*Supplied records*
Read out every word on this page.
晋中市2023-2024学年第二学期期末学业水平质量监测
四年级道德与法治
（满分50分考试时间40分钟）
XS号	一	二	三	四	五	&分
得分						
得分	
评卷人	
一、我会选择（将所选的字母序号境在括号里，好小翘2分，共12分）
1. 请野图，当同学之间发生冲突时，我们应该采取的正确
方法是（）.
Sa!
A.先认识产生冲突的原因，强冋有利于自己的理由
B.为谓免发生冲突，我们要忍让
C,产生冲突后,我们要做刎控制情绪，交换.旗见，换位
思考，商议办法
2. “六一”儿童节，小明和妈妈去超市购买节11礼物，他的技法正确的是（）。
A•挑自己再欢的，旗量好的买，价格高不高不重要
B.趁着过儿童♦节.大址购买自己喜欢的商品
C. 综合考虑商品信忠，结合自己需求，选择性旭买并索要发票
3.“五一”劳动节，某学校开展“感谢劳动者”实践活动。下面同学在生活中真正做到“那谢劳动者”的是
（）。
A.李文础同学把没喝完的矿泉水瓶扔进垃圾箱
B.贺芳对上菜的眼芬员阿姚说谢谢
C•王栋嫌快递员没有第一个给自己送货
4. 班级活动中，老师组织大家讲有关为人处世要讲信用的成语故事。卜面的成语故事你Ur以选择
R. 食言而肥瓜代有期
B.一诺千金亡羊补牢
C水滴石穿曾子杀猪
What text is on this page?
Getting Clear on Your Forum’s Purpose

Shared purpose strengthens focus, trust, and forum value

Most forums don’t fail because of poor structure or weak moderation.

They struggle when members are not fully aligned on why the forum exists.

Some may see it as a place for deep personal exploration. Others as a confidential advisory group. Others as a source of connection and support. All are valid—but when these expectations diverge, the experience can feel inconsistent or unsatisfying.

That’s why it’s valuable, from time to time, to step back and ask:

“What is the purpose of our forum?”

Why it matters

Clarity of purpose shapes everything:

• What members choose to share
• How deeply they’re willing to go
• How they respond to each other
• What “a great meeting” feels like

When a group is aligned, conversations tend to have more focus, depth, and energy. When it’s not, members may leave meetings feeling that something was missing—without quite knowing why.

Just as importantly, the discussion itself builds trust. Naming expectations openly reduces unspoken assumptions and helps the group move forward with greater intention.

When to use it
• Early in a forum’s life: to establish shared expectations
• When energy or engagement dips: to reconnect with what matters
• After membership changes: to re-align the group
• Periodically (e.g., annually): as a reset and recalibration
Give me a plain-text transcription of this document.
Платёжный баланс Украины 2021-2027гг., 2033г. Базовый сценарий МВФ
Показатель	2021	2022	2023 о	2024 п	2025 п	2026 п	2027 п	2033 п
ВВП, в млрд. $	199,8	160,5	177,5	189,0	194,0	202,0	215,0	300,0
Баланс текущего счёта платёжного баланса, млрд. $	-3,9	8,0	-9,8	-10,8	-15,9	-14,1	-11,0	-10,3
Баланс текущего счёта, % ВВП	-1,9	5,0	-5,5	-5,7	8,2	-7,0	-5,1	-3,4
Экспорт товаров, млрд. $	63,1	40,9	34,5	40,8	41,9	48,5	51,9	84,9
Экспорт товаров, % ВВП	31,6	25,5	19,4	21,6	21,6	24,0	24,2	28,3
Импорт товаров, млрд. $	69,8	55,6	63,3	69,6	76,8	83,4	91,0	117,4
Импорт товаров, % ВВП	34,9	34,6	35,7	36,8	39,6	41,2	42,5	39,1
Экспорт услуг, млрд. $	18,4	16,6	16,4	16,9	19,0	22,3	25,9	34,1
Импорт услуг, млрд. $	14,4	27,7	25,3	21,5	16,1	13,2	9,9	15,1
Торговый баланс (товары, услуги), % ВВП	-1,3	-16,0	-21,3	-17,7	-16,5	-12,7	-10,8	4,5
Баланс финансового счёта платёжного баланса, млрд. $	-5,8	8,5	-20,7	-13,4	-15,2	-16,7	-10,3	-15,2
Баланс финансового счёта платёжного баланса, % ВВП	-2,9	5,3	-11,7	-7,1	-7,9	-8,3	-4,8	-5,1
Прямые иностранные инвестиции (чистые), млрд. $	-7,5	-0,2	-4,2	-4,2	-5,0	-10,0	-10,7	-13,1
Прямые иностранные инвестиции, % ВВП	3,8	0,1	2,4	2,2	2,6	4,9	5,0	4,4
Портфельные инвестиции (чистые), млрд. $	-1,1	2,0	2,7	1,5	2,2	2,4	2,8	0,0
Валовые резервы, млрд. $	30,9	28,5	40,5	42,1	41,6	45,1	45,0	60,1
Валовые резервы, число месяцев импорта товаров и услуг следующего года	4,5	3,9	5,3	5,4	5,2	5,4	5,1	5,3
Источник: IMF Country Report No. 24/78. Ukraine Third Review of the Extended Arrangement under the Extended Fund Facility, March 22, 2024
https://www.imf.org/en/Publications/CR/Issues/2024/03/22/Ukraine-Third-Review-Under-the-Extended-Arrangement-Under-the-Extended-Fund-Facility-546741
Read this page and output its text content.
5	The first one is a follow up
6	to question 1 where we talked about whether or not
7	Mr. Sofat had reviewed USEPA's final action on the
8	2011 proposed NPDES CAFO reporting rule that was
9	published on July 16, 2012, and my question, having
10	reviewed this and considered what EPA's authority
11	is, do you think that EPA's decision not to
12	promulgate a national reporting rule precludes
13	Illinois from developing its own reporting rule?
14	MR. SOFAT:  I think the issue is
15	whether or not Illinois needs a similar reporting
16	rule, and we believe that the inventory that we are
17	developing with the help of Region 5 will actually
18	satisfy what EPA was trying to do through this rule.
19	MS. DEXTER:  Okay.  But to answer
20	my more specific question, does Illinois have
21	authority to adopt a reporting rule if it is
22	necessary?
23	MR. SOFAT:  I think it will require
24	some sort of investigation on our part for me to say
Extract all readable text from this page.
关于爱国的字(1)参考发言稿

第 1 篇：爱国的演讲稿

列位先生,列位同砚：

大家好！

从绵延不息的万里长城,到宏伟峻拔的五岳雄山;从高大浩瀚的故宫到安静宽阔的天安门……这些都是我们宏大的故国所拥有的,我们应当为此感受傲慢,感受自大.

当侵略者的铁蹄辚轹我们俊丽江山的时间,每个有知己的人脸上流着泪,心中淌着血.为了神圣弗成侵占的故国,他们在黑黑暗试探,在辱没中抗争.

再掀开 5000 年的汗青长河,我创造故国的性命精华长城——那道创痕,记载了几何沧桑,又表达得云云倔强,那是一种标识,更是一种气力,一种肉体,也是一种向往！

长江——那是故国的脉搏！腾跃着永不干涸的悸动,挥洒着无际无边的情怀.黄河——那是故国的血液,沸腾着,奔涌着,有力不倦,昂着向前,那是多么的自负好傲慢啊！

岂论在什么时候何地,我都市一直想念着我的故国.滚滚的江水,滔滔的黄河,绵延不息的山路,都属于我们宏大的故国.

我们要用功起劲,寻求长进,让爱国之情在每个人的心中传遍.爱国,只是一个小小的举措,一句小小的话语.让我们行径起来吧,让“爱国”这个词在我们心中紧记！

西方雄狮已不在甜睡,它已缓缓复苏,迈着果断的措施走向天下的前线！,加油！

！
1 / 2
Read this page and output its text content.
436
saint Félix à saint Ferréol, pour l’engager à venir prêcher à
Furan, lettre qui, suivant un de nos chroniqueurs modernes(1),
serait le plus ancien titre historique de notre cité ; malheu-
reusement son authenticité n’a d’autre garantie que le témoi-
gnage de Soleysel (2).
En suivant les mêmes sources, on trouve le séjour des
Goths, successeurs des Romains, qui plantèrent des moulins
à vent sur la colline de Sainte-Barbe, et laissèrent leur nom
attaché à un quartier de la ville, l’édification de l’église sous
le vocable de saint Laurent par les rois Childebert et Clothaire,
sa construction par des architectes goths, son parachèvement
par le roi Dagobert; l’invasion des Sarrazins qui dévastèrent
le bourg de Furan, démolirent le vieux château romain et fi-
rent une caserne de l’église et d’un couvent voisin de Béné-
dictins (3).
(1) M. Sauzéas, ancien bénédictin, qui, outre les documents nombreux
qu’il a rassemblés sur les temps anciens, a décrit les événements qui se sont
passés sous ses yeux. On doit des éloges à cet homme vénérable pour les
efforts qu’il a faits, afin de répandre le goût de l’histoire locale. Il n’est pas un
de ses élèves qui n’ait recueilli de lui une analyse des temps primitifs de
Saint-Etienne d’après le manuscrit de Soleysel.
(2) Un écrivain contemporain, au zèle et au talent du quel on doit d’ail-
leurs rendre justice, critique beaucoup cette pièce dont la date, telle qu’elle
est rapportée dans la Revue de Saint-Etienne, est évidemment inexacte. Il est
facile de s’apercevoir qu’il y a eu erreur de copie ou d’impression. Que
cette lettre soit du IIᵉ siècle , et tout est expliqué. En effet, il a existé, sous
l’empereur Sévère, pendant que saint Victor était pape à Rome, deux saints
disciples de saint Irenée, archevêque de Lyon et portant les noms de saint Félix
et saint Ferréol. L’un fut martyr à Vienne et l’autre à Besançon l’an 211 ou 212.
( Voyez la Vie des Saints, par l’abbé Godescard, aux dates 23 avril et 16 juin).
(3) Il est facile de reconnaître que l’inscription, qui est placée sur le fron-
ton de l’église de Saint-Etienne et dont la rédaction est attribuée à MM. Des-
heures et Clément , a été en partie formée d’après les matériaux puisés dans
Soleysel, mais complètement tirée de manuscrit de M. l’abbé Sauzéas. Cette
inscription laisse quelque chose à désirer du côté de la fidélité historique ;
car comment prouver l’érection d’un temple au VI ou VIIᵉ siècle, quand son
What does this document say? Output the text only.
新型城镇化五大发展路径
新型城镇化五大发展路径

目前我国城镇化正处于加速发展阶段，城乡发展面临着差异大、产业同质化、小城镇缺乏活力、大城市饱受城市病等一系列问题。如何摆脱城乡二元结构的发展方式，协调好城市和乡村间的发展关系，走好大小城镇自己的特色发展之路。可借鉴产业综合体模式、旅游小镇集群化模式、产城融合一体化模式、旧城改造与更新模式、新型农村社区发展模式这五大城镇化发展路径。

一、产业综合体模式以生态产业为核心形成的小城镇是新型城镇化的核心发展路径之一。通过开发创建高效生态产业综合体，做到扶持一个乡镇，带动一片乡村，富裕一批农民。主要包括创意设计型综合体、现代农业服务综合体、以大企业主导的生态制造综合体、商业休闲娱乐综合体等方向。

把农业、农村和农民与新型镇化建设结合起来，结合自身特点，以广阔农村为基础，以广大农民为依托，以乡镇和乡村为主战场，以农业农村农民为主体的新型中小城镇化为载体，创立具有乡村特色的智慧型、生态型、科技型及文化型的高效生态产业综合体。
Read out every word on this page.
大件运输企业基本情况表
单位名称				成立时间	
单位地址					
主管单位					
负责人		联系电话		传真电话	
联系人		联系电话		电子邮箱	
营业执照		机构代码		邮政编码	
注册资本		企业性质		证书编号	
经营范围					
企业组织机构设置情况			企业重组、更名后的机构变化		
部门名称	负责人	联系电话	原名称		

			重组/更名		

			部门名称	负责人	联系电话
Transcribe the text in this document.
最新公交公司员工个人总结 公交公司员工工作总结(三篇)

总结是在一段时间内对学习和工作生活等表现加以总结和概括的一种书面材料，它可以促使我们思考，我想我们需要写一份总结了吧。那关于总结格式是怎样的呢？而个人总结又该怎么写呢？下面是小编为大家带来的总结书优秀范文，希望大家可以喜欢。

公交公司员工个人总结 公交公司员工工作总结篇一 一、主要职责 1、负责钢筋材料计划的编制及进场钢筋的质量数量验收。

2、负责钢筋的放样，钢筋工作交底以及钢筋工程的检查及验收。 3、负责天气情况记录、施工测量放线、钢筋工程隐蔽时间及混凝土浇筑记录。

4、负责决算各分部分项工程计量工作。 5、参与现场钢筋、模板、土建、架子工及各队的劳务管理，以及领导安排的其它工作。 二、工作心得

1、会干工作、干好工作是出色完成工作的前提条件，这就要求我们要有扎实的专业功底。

*What you should do*
Find each line holding the word "think" and copy it.

*Answer to this exercise*
11	is, do you think that EPA's decision not to
14	MR. SOFAT:  I think the issue is
23	MR. SOFAT:  I think it will require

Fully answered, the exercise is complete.